Written problem: Retype every one of the items below word for word, without changing a single line.

Information shown:
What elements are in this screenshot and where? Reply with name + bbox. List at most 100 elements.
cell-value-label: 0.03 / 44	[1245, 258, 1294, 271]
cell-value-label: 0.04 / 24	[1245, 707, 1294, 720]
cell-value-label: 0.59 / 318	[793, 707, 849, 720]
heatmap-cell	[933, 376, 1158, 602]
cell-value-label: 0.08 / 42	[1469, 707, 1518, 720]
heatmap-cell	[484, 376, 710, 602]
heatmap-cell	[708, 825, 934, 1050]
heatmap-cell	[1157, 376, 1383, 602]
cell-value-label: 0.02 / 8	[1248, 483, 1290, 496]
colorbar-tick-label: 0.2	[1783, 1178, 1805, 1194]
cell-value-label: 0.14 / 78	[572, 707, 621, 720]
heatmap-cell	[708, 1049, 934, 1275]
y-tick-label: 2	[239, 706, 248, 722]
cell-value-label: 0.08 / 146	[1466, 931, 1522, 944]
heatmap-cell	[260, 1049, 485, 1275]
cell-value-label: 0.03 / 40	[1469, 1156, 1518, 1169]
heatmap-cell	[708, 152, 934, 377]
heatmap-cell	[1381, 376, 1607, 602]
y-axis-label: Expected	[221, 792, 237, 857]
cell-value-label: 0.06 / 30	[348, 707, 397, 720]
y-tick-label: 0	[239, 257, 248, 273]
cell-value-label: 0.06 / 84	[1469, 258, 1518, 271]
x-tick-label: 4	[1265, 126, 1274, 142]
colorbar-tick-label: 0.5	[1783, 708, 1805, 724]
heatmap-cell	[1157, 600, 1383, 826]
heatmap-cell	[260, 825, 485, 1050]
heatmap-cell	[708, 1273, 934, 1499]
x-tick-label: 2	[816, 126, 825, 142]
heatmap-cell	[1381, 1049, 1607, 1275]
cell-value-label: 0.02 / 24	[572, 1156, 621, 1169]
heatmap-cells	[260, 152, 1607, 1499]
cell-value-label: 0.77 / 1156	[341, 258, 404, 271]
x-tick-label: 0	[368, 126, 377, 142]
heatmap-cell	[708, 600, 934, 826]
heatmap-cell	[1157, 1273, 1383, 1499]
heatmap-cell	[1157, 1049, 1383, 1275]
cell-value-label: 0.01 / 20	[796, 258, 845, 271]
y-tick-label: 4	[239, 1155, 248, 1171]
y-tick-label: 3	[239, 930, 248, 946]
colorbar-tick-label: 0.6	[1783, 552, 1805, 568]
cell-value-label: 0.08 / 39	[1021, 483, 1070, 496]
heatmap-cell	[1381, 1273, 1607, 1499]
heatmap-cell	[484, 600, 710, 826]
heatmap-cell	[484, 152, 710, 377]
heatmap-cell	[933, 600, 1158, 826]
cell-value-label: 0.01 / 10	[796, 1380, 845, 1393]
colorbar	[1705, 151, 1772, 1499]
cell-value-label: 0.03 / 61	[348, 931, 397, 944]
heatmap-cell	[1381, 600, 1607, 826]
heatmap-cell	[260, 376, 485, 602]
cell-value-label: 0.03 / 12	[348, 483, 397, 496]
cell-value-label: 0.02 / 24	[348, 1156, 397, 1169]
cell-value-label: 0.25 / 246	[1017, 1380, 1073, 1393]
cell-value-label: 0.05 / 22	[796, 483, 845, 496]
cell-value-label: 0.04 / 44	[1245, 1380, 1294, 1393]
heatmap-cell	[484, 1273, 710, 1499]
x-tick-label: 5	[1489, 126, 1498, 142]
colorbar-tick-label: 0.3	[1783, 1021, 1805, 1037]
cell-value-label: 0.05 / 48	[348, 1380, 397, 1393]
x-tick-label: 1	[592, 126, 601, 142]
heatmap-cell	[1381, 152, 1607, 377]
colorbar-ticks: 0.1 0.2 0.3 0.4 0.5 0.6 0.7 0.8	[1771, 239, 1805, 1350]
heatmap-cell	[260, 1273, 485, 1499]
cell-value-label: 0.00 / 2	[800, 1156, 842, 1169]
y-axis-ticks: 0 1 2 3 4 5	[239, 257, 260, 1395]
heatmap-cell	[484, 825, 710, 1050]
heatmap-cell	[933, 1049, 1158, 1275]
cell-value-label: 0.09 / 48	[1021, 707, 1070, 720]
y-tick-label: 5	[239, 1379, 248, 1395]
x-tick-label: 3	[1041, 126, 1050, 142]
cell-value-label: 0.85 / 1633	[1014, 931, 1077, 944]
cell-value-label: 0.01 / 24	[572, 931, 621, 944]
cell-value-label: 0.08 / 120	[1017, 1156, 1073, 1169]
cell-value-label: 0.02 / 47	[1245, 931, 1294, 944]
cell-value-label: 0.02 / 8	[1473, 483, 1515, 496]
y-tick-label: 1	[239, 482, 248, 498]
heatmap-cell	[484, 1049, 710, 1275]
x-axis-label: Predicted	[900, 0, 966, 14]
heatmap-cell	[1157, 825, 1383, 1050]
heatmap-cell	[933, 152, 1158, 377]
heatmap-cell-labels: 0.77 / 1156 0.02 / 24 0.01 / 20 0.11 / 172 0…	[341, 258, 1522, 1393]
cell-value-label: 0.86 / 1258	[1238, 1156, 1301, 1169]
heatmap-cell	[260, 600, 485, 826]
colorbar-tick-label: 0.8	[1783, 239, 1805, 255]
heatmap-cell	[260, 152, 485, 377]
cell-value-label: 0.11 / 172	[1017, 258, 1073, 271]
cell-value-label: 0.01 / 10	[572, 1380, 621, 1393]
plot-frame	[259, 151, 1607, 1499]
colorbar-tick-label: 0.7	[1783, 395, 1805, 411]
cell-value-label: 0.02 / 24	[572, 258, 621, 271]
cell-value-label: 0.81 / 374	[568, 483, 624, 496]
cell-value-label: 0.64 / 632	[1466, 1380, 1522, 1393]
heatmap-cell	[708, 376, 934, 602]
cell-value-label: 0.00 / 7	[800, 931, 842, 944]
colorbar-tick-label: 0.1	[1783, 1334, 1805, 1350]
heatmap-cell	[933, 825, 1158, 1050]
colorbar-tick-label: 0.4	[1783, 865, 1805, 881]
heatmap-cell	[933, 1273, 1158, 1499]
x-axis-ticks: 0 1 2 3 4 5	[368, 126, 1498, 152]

The solution:
What elements are in this screenshot and where? Reply with name + bbox. List at most 100 elements.
cell-value-label: 0.03 / 44	[1245, 258, 1294, 271]
cell-value-label: 0.04 / 24	[1245, 707, 1294, 720]
cell-value-label: 0.59 / 318	[793, 707, 849, 720]
heatmap-cell	[933, 376, 1158, 602]
cell-value-label: 0.08 / 42	[1469, 707, 1518, 720]
heatmap-cell	[484, 376, 710, 602]
heatmap-cell	[708, 825, 934, 1050]
heatmap-cell	[1157, 376, 1383, 602]
cell-value-label: 0.02 / 8	[1248, 483, 1290, 496]
colorbar-tick-label: 0.2	[1783, 1178, 1805, 1194]
cell-value-label: 0.14 / 78	[572, 707, 621, 720]
heatmap-cell	[708, 1049, 934, 1275]
y-tick-label: 2	[239, 706, 248, 722]
cell-value-label: 0.08 / 146	[1466, 931, 1522, 944]
heatmap-cell	[260, 1049, 485, 1275]
cell-value-label: 0.03 / 40	[1469, 1156, 1518, 1169]
heatmap-cell	[708, 152, 934, 377]
heatmap-cell	[1381, 376, 1607, 602]
y-axis-label: Expected	[221, 792, 237, 857]
cell-value-label: 0.06 / 30	[348, 707, 397, 720]
y-tick-label: 0	[239, 257, 248, 273]
cell-value-label: 0.06 / 84	[1469, 258, 1518, 271]
x-tick-label: 4	[1265, 126, 1274, 142]
colorbar-tick-label: 0.5	[1783, 708, 1805, 724]
heatmap-cell	[1157, 600, 1383, 826]
heatmap-cell	[260, 825, 485, 1050]
heatmap-cell	[708, 1273, 934, 1499]
x-tick-label: 2	[816, 126, 825, 142]
heatmap-cell	[1381, 1049, 1607, 1275]
cell-value-label: 0.02 / 24	[572, 1156, 621, 1169]
heatmap-cells	[260, 152, 1607, 1499]
cell-value-label: 0.77 / 1156	[341, 258, 404, 271]
x-tick-label: 0	[368, 126, 377, 142]
heatmap-cell	[708, 600, 934, 826]
heatmap-cell	[1157, 1273, 1383, 1499]
heatmap-cell	[1157, 1049, 1383, 1275]
cell-value-label: 0.01 / 20	[796, 258, 845, 271]
y-tick-label: 4	[239, 1155, 248, 1171]
y-tick-label: 3	[239, 930, 248, 946]
colorbar-tick-label: 0.6	[1783, 552, 1805, 568]
cell-value-label: 0.08 / 39	[1021, 483, 1070, 496]
heatmap-cell	[1381, 1273, 1607, 1499]
heatmap-cell	[484, 600, 710, 826]
heatmap-cell	[484, 152, 710, 377]
heatmap-cell	[933, 600, 1158, 826]
cell-value-label: 0.01 / 10	[796, 1380, 845, 1393]
colorbar	[1705, 151, 1772, 1499]
cell-value-label: 0.03 / 61	[348, 931, 397, 944]
heatmap-cell	[1381, 600, 1607, 826]
heatmap-cell	[260, 376, 485, 602]
cell-value-label: 0.03 / 12	[348, 483, 397, 496]
cell-value-label: 0.02 / 24	[348, 1156, 397, 1169]
cell-value-label: 0.25 / 246	[1017, 1380, 1073, 1393]
cell-value-label: 0.05 / 22	[796, 483, 845, 496]
cell-value-label: 0.04 / 44	[1245, 1380, 1294, 1393]
heatmap-cell	[484, 1273, 710, 1499]
x-tick-label: 5	[1489, 126, 1498, 142]
colorbar-tick-label: 0.3	[1783, 1021, 1805, 1037]
cell-value-label: 0.05 / 48	[348, 1380, 397, 1393]
x-tick-label: 1	[592, 126, 601, 142]
heatmap-cell	[1381, 152, 1607, 377]
colorbar-ticks: 0.1 0.2 0.3 0.4 0.5 0.6 0.7 0.8	[1771, 239, 1805, 1350]
heatmap-cell	[260, 1273, 485, 1499]
cell-value-label: 0.00 / 2	[800, 1156, 842, 1169]
y-axis-ticks: 0 1 2 3 4 5	[239, 257, 260, 1395]
heatmap-cell	[484, 825, 710, 1050]
heatmap-cell	[933, 1049, 1158, 1275]
cell-value-label: 0.09 / 48	[1021, 707, 1070, 720]
y-tick-label: 5	[239, 1379, 248, 1395]
x-tick-label: 3	[1041, 126, 1050, 142]
cell-value-label: 0.85 / 1633	[1014, 931, 1077, 944]
cell-value-label: 0.01 / 24	[572, 931, 621, 944]
cell-value-label: 0.08 / 120	[1017, 1156, 1073, 1169]
cell-value-label: 0.02 / 47	[1245, 931, 1294, 944]
cell-value-label: 0.02 / 8	[1473, 483, 1515, 496]
y-tick-label: 1	[239, 482, 248, 498]
heatmap-cell	[484, 1049, 710, 1275]
x-axis-label: Predicted	[900, 0, 966, 14]
heatmap-cell	[1157, 825, 1383, 1050]
heatmap-cell	[933, 152, 1158, 377]
heatmap-cell-labels: 0.77 / 1156 0.02 / 24 0.01 / 20 0.11 / 172 0…	[341, 258, 1522, 1393]
cell-value-label: 0.86 / 1258	[1238, 1156, 1301, 1169]
heatmap-cell	[260, 600, 485, 826]
colorbar-tick-label: 0.8	[1783, 239, 1805, 255]
heatmap-cell	[260, 152, 485, 377]
cell-value-label: 0.11 / 172	[1017, 258, 1073, 271]
cell-value-label: 0.01 / 10	[572, 1380, 621, 1393]
plot-frame	[259, 151, 1607, 1499]
colorbar-tick-label: 0.7	[1783, 395, 1805, 411]
cell-value-label: 0.02 / 24	[572, 258, 621, 271]
cell-value-label: 0.81 / 374	[568, 483, 624, 496]
cell-value-label: 0.64 / 632	[1466, 1380, 1522, 1393]
heatmap-cell	[708, 376, 934, 602]
cell-value-label: 0.00 / 7	[800, 931, 842, 944]
colorbar-tick-label: 0.1	[1783, 1334, 1805, 1350]
heatmap-cell	[933, 825, 1158, 1050]
colorbar-tick-label: 0.4	[1783, 865, 1805, 881]
heatmap-cell	[933, 1273, 1158, 1499]
x-axis-ticks: 0 1 2 3 4 5	[368, 126, 1498, 152]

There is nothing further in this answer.